• TO BE DONE: Copy out the lines of the items from the one containing "- like-label: Like: [89, 338, 112, 353]" through the one containing "- owner-response: Response from the owner 5", both included, with nothing changed.

• AVAILABLE RECORDS:
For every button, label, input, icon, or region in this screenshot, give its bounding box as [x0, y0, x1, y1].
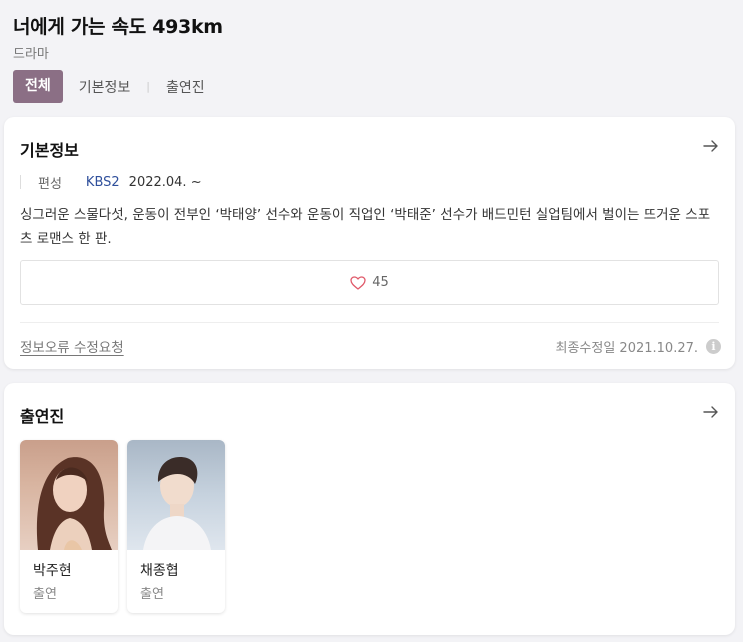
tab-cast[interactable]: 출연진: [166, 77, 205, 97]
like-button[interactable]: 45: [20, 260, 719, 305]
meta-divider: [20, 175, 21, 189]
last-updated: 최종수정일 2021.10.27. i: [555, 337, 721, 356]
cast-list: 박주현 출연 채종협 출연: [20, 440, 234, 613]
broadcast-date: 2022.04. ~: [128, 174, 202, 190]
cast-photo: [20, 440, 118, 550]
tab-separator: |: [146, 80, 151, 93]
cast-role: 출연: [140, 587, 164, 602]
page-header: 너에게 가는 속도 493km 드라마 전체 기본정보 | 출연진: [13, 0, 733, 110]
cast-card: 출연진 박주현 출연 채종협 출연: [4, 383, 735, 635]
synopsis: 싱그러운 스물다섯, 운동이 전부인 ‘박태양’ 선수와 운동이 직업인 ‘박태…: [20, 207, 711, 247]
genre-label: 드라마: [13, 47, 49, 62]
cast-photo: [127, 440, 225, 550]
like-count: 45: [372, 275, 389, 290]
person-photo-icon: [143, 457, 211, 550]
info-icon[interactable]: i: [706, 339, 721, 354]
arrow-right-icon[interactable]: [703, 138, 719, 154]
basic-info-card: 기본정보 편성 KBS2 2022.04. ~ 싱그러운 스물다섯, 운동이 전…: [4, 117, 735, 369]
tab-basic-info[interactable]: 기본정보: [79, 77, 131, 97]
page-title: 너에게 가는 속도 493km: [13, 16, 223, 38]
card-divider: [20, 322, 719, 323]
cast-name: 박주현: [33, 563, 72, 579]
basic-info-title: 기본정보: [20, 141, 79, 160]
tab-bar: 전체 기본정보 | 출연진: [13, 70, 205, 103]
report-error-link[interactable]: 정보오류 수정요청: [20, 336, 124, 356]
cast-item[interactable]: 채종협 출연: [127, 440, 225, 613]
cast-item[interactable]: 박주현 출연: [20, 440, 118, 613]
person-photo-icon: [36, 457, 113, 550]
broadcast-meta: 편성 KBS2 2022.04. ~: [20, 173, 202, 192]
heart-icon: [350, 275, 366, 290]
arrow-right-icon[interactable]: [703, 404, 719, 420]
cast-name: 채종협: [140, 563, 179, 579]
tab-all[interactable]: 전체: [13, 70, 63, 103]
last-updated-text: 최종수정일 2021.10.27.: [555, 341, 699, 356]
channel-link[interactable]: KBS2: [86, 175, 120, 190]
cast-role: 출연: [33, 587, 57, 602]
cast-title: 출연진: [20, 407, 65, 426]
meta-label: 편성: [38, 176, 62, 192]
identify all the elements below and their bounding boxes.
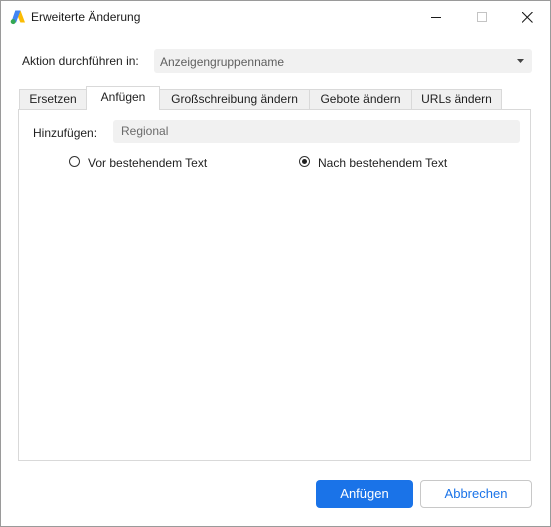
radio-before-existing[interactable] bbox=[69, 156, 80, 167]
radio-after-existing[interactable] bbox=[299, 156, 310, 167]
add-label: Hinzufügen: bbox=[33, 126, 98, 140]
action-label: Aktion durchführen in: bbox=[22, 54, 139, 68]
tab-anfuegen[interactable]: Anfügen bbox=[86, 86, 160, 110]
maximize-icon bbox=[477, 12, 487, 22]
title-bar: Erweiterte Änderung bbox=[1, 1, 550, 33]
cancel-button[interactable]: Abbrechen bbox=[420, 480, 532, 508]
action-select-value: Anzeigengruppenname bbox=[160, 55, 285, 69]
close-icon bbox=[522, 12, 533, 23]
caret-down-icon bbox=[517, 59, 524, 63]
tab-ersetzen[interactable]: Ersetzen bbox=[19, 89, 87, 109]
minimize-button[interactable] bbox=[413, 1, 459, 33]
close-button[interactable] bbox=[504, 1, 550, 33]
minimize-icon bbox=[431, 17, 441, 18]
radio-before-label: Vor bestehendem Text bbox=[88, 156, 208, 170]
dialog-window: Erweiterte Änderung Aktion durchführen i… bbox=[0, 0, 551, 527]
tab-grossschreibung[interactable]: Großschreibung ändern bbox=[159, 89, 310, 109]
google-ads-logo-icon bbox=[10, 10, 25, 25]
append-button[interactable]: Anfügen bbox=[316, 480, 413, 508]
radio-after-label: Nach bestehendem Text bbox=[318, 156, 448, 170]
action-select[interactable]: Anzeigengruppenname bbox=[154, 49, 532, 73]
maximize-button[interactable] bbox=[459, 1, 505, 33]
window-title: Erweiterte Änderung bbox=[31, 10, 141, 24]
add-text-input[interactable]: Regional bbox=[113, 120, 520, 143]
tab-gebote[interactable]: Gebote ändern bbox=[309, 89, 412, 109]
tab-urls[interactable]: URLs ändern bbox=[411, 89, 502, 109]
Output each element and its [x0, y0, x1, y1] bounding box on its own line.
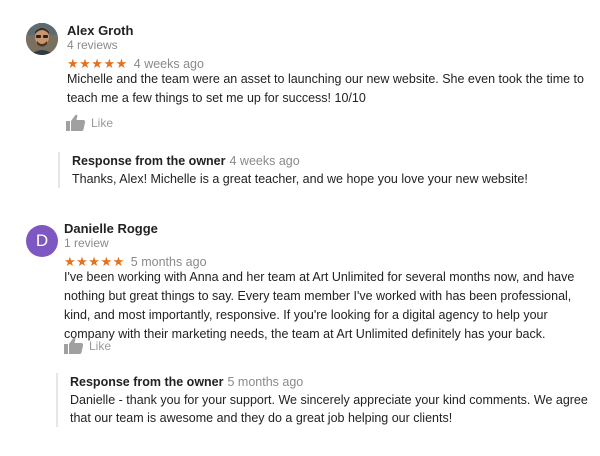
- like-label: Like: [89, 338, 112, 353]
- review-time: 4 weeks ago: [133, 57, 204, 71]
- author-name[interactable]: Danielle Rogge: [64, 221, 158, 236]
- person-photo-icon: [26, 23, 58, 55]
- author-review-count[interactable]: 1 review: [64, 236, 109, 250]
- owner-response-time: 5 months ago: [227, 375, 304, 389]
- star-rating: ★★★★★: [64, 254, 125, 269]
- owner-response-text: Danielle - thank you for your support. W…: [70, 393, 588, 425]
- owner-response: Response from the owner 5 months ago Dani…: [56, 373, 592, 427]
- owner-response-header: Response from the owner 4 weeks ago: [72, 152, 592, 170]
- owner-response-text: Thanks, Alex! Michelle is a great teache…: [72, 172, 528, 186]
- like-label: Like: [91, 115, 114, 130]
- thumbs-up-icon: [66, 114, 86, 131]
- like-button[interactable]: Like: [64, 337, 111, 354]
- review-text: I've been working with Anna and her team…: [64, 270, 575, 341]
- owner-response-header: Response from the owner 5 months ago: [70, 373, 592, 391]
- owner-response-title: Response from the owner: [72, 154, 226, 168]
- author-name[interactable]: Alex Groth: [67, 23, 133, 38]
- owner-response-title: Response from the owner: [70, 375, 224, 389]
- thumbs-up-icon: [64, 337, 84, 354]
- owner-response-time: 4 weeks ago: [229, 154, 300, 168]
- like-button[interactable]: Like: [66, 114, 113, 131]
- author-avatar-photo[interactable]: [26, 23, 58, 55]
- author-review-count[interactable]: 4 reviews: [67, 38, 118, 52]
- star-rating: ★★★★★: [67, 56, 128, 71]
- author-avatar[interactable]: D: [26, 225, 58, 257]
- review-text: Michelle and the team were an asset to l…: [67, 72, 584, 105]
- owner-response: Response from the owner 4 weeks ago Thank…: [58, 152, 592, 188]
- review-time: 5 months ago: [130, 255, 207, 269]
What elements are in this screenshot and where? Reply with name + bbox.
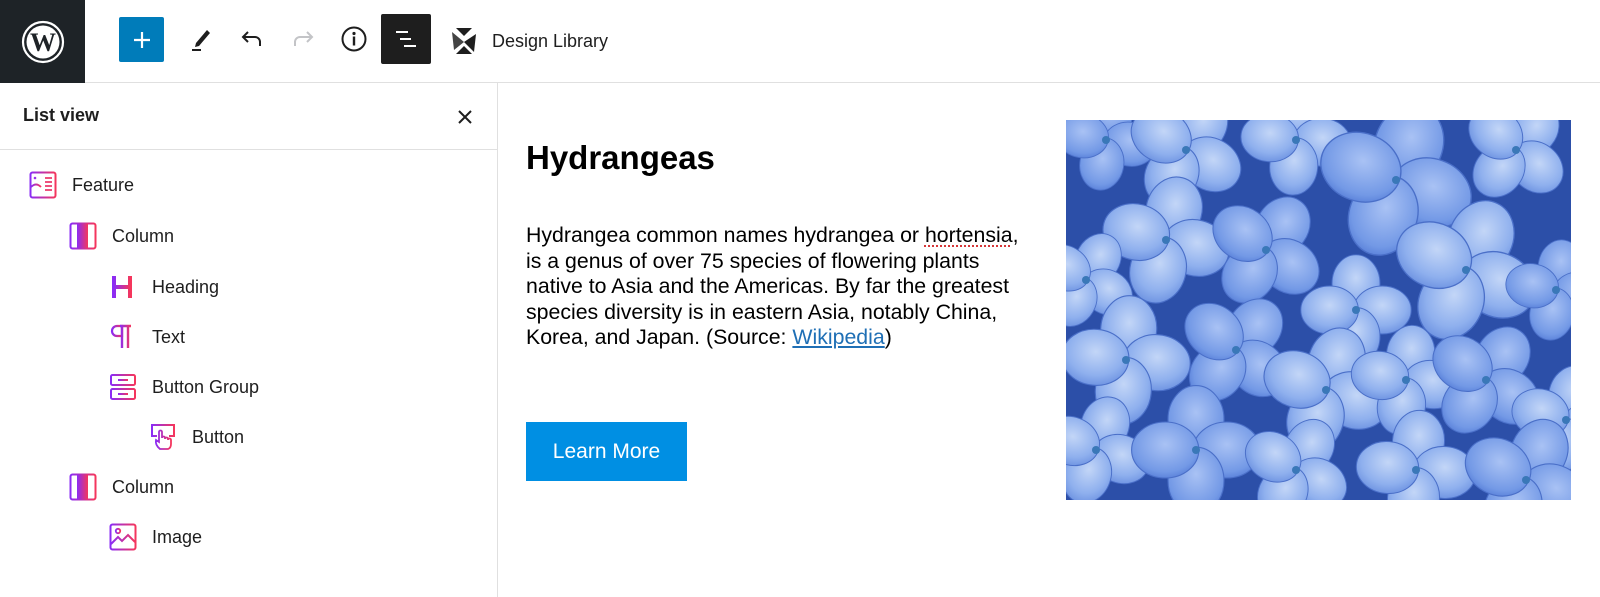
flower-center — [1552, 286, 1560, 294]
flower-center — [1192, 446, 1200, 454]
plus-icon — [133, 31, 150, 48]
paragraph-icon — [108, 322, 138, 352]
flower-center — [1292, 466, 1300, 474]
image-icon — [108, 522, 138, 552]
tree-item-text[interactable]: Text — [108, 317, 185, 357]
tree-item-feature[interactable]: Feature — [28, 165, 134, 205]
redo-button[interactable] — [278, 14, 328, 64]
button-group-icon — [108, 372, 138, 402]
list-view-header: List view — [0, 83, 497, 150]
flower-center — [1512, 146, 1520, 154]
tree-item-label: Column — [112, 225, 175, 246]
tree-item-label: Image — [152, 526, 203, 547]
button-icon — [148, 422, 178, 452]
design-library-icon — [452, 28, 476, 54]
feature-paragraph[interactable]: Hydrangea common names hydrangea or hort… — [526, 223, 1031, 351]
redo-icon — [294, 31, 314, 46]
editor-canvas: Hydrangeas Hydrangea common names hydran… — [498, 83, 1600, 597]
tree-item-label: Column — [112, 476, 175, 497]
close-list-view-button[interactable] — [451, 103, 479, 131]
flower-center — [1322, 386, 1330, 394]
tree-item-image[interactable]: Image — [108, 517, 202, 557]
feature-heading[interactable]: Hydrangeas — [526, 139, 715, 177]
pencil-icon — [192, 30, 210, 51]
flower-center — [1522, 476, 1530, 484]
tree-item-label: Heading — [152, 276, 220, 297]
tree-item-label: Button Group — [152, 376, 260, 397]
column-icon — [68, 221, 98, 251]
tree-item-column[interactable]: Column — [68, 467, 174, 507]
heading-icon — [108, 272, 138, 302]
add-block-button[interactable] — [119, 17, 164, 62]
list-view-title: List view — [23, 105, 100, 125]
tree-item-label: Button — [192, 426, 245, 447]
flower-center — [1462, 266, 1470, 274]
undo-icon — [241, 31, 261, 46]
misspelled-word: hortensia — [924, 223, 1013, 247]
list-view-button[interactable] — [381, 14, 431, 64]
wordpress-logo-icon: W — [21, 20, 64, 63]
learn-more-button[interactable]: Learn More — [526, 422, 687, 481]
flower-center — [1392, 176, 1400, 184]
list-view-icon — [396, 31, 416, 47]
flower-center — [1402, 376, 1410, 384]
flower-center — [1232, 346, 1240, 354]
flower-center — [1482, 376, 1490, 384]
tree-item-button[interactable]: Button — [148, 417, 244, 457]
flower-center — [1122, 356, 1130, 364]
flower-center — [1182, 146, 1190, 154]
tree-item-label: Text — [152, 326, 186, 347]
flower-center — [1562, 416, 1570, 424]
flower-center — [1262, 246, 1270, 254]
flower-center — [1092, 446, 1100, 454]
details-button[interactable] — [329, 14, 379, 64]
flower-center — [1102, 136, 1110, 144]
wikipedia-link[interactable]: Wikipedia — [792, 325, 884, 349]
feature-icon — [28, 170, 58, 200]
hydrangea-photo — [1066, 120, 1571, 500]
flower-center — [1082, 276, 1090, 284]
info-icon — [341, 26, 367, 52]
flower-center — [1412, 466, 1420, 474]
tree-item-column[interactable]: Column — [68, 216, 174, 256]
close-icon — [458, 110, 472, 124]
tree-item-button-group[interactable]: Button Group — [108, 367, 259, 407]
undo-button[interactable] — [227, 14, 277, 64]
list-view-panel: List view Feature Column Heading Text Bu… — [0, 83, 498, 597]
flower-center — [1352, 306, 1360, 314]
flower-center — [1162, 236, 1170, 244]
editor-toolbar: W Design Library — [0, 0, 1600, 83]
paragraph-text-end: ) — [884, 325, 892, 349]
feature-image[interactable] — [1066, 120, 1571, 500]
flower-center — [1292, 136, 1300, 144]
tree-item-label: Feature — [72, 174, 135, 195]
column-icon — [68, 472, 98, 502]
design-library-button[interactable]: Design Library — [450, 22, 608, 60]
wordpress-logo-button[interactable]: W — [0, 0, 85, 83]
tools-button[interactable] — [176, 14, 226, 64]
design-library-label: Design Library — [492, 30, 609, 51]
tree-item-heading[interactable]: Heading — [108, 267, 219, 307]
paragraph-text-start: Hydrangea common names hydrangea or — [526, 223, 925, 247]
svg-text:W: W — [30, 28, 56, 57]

• OUTPUT FOR THIS TASK:
- like-label: Like: [89, 338, 112, 353]
- review-time: 4 weeks ago: [133, 57, 204, 71]
- author-name[interactable]: Danielle Rogge: [64, 221, 158, 236]
- person-photo-icon: [26, 23, 58, 55]
- author-review-count[interactable]: 1 review: [64, 236, 109, 250]
- owner-response-time: 5 months ago: [227, 375, 304, 389]
- star-rating: ★★★★★: [64, 254, 125, 269]
- owner-response-text: Danielle - thank you for your support. W…: [70, 393, 588, 425]
- owner-response: Response from the owner 5 months ago Dani…: [56, 373, 592, 427]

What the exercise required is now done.